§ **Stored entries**
....

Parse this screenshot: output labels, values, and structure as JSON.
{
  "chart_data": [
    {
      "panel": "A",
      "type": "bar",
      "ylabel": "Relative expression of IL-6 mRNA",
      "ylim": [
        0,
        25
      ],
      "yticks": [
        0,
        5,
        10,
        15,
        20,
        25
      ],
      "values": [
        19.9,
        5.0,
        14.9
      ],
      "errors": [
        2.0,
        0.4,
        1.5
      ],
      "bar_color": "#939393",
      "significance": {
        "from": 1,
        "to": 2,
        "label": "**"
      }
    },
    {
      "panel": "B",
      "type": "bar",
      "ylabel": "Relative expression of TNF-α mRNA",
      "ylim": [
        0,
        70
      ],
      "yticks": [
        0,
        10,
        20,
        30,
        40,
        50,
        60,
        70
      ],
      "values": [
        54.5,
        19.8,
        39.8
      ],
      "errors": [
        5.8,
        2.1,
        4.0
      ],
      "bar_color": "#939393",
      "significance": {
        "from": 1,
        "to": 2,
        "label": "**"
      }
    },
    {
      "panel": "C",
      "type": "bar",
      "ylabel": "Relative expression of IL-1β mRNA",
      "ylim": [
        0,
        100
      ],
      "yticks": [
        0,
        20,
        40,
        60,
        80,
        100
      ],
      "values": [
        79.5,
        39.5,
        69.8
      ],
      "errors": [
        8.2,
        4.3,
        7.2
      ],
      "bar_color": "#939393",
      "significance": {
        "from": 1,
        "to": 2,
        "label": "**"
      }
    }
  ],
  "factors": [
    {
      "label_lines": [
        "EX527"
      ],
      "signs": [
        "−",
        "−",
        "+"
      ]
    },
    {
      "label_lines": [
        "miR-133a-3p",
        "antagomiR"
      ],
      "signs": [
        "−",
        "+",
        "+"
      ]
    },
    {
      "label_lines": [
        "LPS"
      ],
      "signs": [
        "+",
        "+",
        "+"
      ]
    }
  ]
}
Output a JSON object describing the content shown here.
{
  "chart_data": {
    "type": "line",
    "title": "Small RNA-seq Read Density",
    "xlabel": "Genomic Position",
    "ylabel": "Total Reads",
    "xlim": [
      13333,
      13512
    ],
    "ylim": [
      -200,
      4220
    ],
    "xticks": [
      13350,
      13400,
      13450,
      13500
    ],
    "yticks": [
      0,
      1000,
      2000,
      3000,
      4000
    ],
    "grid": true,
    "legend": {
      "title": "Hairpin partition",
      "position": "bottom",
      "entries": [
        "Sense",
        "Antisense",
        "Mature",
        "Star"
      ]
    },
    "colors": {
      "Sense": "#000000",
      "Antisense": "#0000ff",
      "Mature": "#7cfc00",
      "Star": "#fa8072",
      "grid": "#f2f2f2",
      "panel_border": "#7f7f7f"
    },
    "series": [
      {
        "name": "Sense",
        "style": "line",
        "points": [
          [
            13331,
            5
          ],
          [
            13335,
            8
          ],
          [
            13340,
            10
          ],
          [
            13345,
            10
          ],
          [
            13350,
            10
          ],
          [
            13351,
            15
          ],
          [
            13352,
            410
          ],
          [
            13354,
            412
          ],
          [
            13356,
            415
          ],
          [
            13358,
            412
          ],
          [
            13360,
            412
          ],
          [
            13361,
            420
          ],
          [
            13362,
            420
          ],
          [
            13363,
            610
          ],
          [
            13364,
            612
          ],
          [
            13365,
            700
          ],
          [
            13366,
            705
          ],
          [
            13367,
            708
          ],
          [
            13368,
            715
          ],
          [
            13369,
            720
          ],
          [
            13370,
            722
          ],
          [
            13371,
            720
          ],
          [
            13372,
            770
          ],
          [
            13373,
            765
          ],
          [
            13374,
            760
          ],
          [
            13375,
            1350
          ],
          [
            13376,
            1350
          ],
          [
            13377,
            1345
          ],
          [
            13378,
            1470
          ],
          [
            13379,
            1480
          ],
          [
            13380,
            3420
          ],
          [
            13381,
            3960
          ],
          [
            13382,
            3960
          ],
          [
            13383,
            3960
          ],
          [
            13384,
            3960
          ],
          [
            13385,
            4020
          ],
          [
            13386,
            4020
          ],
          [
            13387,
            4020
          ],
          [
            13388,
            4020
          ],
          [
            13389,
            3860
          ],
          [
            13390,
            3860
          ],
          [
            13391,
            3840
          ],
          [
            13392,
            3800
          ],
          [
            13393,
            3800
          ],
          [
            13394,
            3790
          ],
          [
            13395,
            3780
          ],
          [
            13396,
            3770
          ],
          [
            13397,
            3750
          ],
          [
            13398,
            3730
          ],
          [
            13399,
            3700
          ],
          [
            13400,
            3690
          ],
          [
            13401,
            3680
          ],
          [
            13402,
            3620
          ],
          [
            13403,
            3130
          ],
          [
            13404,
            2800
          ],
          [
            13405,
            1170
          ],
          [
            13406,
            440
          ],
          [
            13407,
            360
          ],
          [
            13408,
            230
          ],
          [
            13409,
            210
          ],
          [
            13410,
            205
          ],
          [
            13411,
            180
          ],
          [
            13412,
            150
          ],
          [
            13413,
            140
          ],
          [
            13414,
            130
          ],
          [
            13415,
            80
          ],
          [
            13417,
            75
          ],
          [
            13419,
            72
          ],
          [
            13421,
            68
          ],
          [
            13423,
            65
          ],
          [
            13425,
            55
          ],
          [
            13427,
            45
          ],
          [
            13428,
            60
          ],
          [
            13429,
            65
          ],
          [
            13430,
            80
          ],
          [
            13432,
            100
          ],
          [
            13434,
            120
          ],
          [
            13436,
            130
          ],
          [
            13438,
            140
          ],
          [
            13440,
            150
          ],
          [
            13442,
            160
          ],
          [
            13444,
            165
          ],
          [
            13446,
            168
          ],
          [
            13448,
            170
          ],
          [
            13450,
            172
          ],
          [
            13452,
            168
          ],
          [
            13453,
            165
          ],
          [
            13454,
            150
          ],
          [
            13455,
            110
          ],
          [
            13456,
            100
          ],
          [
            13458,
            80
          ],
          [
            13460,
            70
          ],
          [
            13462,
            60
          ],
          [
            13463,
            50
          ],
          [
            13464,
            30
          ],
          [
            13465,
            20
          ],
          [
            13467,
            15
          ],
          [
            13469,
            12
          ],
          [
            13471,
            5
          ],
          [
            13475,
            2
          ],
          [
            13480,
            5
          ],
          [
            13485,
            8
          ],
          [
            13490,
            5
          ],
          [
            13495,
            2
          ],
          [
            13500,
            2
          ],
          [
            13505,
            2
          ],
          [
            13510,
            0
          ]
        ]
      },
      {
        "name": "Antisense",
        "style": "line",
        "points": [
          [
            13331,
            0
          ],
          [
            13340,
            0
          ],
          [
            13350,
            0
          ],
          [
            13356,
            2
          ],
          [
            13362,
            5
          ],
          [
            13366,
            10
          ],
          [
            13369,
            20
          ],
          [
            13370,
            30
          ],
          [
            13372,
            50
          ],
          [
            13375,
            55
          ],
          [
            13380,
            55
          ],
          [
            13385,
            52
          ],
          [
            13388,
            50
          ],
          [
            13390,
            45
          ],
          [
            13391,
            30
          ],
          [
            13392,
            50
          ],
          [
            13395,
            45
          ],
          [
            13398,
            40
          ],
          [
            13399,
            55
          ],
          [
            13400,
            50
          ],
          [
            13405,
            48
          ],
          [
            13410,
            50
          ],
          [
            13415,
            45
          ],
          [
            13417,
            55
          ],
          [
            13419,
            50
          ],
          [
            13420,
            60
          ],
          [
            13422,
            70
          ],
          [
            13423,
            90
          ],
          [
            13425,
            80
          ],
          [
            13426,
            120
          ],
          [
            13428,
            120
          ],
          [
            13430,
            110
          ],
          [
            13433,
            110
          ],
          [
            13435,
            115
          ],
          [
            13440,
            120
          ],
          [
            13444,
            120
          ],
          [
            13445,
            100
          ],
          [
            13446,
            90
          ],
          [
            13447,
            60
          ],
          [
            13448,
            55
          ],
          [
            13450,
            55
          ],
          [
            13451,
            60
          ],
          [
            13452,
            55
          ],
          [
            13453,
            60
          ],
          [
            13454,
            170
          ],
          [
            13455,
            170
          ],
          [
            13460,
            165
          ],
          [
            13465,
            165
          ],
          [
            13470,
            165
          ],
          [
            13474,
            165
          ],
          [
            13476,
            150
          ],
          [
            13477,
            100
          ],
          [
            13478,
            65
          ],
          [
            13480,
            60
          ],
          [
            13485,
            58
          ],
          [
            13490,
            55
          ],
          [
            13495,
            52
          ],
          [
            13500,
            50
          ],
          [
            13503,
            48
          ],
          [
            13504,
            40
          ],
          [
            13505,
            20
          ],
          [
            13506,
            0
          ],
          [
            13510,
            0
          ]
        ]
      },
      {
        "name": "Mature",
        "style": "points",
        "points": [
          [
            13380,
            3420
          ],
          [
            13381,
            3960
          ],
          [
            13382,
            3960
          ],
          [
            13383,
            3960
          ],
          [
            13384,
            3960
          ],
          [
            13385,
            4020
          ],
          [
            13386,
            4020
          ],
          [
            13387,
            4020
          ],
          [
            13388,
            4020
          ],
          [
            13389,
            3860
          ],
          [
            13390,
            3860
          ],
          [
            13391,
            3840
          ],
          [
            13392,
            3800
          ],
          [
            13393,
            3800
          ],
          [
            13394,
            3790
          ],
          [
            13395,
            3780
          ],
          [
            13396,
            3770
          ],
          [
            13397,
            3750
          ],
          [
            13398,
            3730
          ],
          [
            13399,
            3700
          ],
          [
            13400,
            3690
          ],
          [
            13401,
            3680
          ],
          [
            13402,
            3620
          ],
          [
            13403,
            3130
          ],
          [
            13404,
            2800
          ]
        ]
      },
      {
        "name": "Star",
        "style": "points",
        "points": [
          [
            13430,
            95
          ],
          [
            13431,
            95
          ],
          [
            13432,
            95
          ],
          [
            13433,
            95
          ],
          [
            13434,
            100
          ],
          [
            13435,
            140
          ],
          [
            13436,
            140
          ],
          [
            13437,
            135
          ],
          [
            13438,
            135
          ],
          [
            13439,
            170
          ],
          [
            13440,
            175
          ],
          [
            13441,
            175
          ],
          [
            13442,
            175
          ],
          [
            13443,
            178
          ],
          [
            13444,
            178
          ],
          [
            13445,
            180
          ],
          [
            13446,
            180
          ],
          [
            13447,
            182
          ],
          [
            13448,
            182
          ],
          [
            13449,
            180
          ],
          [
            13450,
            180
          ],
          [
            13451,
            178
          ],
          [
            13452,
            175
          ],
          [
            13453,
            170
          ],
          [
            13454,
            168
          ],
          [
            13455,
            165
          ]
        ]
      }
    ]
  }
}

....

§ **DIRECTIONS FOR THIS TASK**
Read the lines above. Gather those in which the string "Relative" is found.

§ **ANSWER**
      "ylabel": "Relative expression of IL-6 mRNA",
      "ylabel": "Relative expression of TNF-α mRNA",
      "ylabel": "Relative expression of IL-1β mRNA",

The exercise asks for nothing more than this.